→ **WRITTEN TASK A**
According to the Verstappen contract text below, until the end of which season is Verstappen under contract with Red Bull?
→ **WRITTEN TASK B**
Retype the part of the Verstappen contract text below that opens with the words containing "If true, this" and closes with "for F1 2025.".

→ **SOURCE**
━━━━━━━━━━

With the precise length of Antonelli’s contract unspecified, however, and George Russell’s current deal set to expire at the end of next year, Mercedes could look to renew their interest in Verstappen ahead of the F1 2026 regulation changes, for which the team’s preparations are believed to be advanced.

Despite being under contract until the end of the F1 2028 season, Red Bull team principal Christian Horner told media including PlanetF1.com in August that Verstappen’s contract contains a “performance element”, which could potentially allow him to leave the team before its end date.

A report by a respected British newspaper claimed recently that Verstappen’s exit clause will allow him to walk away from Red Bull if he is outside the top three of the Drivers’ standings after a significant portion of the season has been completed in F1 2025.

If true, this arrangement would mirror a clause widely reported to have been included in one of Verstappen’s previous Red Bull deals.

Marc Priestley, who previously worked as a mechanic for the McLaren team, has claimed that Red Bull do not have a “natural successor” for Perez, with Lawson and Racing Bulls team-mate Yuki Tsunoda not doing enough not merit a promotion for F1 2025.

━━━━━━━━━━

→ **RAW DATA**
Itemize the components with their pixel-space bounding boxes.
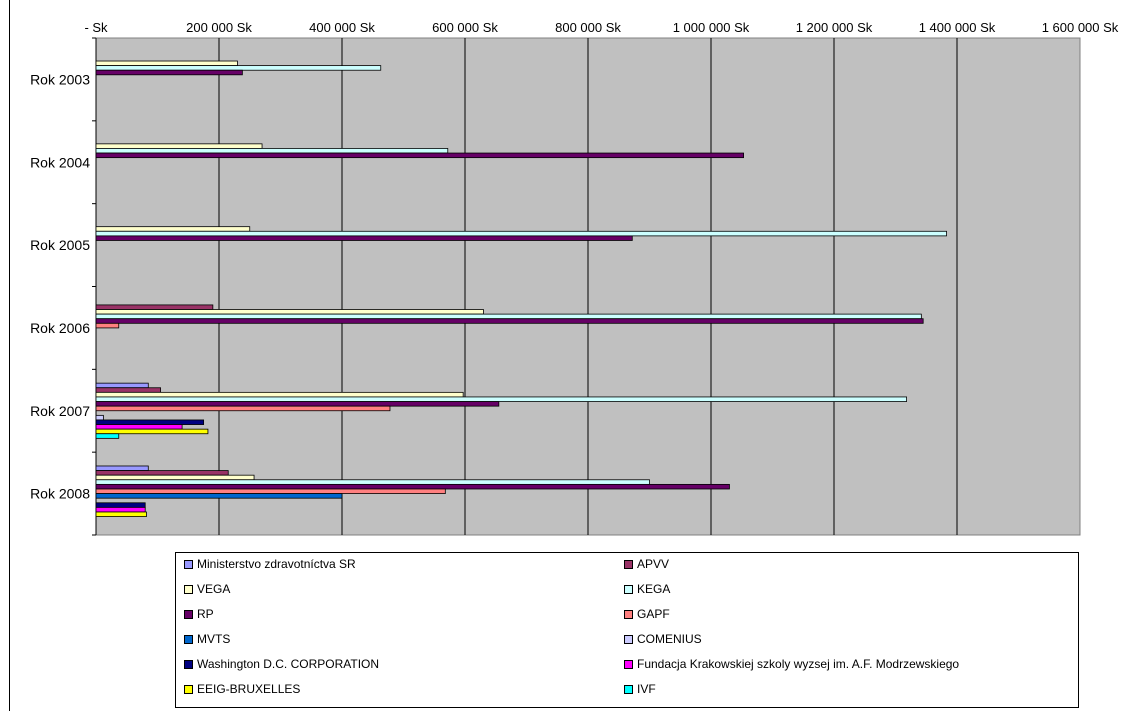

━━━━━━━━━━

→ **EXPECTED OUTPUT A**
The end of the F1 2028 season.

→ **EXPECTED OUTPUT B**
If true, this arrangement would mirror a clause widely reported to have been included in one of Verstappen’s previous Red Bull deals.

Marc Priestley, who previously worked as a mechanic for the McLaren team, has claimed that Red Bull do not have a “natural successor” for Perez, with Lawson and Racing Bulls team-mate Yuki Tsunoda not doing enough not merit a promotion for F1 2025.